→ Task brief:
All the records that follow need to be reproduced exactly. Omit the images.

→ Extracted entries:
╭──
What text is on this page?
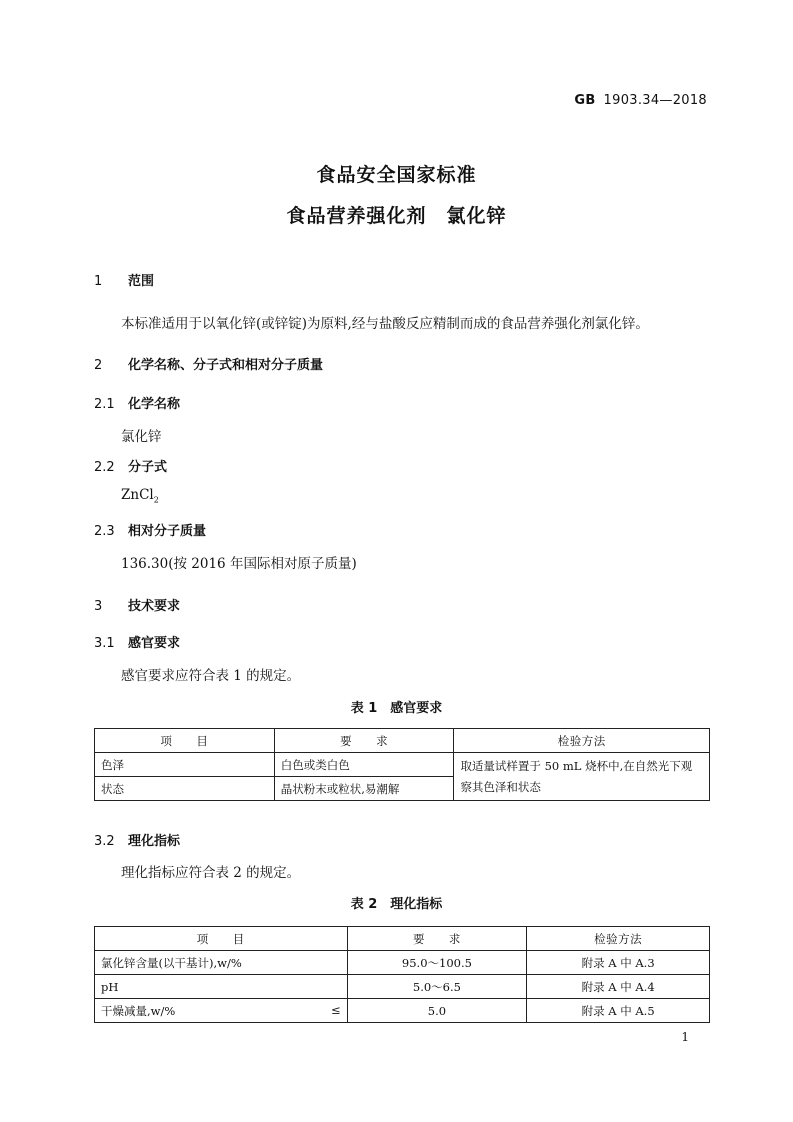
GB 1903.34—2018
食品安全国家标准
食品营养强化剂　氯化锌
1 范围
本标准适用于以氧化锌(或锌锭)为原料,经与盐酸反应精制而成的食品营养强化剂氯化锌。
2 化学名称、分子式和相对分子质量
2.1 化学名称
氯化锌
2.2 分子式
ZnCl$_2$
2.3 相对分子质量
136.30(按 2016 年国际相对原子质量)
3 技术要求
3.1 感官要求
感官要求应符合表 1 的规定。
表 1　感官要求
项　　目	要　　求	检验方法
色泽	白色或类白色	取适量试样置于 50 mL 烧杯中,在自然光下观察其色泽和状态
状态	晶状粉末或粒状,易潮解	
3.2 理化指标
理化指标应符合表 2 的规定。
表 2　理化指标
项　　目	要　　求	检验方法
氯化锌含量(以干基计),w/%	95.0～100.5	附录 A 中 A.3
pH	5.0～6.5	附录 A 中 A.4
干燥减量,w/% ≤	5.0	附录 A 中 A.5
1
╰──
→ Result below:
What text is on this page?
GB 1903.34—2018
食品安全国家标准
食品营养强化剂　氯化锌
1 范围
本标准适用于以氧化锌(或锌锭)为原料,经与盐酸反应精制而成的食品营养强化剂氯化锌。
2 化学名称、分子式和相对分子质量
2.1 化学名称
氯化锌
2.2 分子式
ZnCl$_2$
2.3 相对分子质量
136.30(按 2016 年国际相对原子质量)
3 技术要求
3.1 感官要求
感官要求应符合表 1 的规定。
表 1　感官要求
项　　目	要　　求	检验方法
色泽	白色或类白色	取适量试样置于 50 mL 烧杯中,在自然光下观察其色泽和状态
状态	晶状粉末或粒状,易潮解	
3.2 理化指标
理化指标应符合表 2 的规定。
表 2　理化指标
项　　目	要　　求	检验方法
氯化锌含量(以干基计),w/%	95.0～100.5	附录 A 中 A.3
pH	5.0～6.5	附录 A 中 A.4
干燥减量,w/% ≤	5.0	附录 A 中 A.5
1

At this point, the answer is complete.